[Records from a dataset]
- - - - - - -

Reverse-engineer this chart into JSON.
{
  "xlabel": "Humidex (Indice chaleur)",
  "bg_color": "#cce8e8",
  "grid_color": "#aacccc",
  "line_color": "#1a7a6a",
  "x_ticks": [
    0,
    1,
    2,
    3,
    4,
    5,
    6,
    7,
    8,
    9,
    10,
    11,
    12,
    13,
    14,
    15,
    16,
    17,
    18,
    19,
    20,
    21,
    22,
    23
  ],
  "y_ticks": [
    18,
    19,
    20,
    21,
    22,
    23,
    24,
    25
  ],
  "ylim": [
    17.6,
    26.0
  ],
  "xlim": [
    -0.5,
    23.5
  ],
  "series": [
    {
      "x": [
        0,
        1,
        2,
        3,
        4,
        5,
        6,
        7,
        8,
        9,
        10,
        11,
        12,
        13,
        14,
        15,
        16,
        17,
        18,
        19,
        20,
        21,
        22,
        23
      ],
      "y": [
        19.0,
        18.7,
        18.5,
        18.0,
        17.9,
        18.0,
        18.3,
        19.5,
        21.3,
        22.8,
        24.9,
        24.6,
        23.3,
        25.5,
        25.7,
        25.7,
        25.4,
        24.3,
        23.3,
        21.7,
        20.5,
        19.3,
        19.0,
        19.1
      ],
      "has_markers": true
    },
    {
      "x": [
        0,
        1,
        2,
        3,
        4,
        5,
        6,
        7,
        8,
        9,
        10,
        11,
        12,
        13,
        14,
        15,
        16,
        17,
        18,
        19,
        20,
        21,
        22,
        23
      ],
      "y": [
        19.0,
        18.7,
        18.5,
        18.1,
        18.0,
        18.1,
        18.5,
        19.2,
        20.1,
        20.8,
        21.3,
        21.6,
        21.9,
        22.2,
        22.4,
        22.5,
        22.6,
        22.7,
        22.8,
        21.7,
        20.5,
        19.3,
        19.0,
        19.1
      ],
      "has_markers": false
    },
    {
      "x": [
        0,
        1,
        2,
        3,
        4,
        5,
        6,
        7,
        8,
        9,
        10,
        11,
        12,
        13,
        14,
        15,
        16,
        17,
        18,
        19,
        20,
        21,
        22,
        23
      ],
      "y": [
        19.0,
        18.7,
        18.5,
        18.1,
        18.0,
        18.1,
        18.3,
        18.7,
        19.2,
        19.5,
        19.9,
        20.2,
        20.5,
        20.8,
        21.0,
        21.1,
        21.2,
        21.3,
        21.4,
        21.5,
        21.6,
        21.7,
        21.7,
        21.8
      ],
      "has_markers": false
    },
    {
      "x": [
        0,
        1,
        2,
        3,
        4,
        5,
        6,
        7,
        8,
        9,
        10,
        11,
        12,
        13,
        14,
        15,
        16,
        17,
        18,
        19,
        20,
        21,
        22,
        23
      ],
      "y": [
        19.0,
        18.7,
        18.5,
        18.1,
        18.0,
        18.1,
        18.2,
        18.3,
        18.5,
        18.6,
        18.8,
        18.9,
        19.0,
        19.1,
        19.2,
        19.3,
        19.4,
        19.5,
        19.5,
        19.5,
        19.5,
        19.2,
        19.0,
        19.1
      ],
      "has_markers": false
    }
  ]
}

- - - - - - -

Every entry should be output exactly as written, please.

Completed task →
Reverse-engineer this chart into JSON.
{
  "xlabel": "Humidex (Indice chaleur)",
  "bg_color": "#cce8e8",
  "grid_color": "#aacccc",
  "line_color": "#1a7a6a",
  "x_ticks": [
    0,
    1,
    2,
    3,
    4,
    5,
    6,
    7,
    8,
    9,
    10,
    11,
    12,
    13,
    14,
    15,
    16,
    17,
    18,
    19,
    20,
    21,
    22,
    23
  ],
  "y_ticks": [
    18,
    19,
    20,
    21,
    22,
    23,
    24,
    25
  ],
  "ylim": [
    17.6,
    26.0
  ],
  "xlim": [
    -0.5,
    23.5
  ],
  "series": [
    {
      "x": [
        0,
        1,
        2,
        3,
        4,
        5,
        6,
        7,
        8,
        9,
        10,
        11,
        12,
        13,
        14,
        15,
        16,
        17,
        18,
        19,
        20,
        21,
        22,
        23
      ],
      "y": [
        19.0,
        18.7,
        18.5,
        18.0,
        17.9,
        18.0,
        18.3,
        19.5,
        21.3,
        22.8,
        24.9,
        24.6,
        23.3,
        25.5,
        25.7,
        25.7,
        25.4,
        24.3,
        23.3,
        21.7,
        20.5,
        19.3,
        19.0,
        19.1
      ],
      "has_markers": true
    },
    {
      "x": [
        0,
        1,
        2,
        3,
        4,
        5,
        6,
        7,
        8,
        9,
        10,
        11,
        12,
        13,
        14,
        15,
        16,
        17,
        18,
        19,
        20,
        21,
        22,
        23
      ],
      "y": [
        19.0,
        18.7,
        18.5,
        18.1,
        18.0,
        18.1,
        18.5,
        19.2,
        20.1,
        20.8,
        21.3,
        21.6,
        21.9,
        22.2,
        22.4,
        22.5,
        22.6,
        22.7,
        22.8,
        21.7,
        20.5,
        19.3,
        19.0,
        19.1
      ],
      "has_markers": false
    },
    {
      "x": [
        0,
        1,
        2,
        3,
        4,
        5,
        6,
        7,
        8,
        9,
        10,
        11,
        12,
        13,
        14,
        15,
        16,
        17,
        18,
        19,
        20,
        21,
        22,
        23
      ],
      "y": [
        19.0,
        18.7,
        18.5,
        18.1,
        18.0,
        18.1,
        18.3,
        18.7,
        19.2,
        19.5,
        19.9,
        20.2,
        20.5,
        20.8,
        21.0,
        21.1,
        21.2,
        21.3,
        21.4,
        21.5,
        21.6,
        21.7,
        21.7,
        21.8
      ],
      "has_markers": false
    },
    {
      "x": [
        0,
        1,
        2,
        3,
        4,
        5,
        6,
        7,
        8,
        9,
        10,
        11,
        12,
        13,
        14,
        15,
        16,
        17,
        18,
        19,
        20,
        21,
        22,
        23
      ],
      "y": [
        19.0,
        18.7,
        18.5,
        18.1,
        18.0,
        18.1,
        18.2,
        18.3,
        18.5,
        18.6,
        18.8,
        18.9,
        19.0,
        19.1,
        19.2,
        19.3,
        19.4,
        19.5,
        19.5,
        19.5,
        19.5,
        19.2,
        19.0,
        19.1
      ],
      "has_markers": false
    }
  ]
}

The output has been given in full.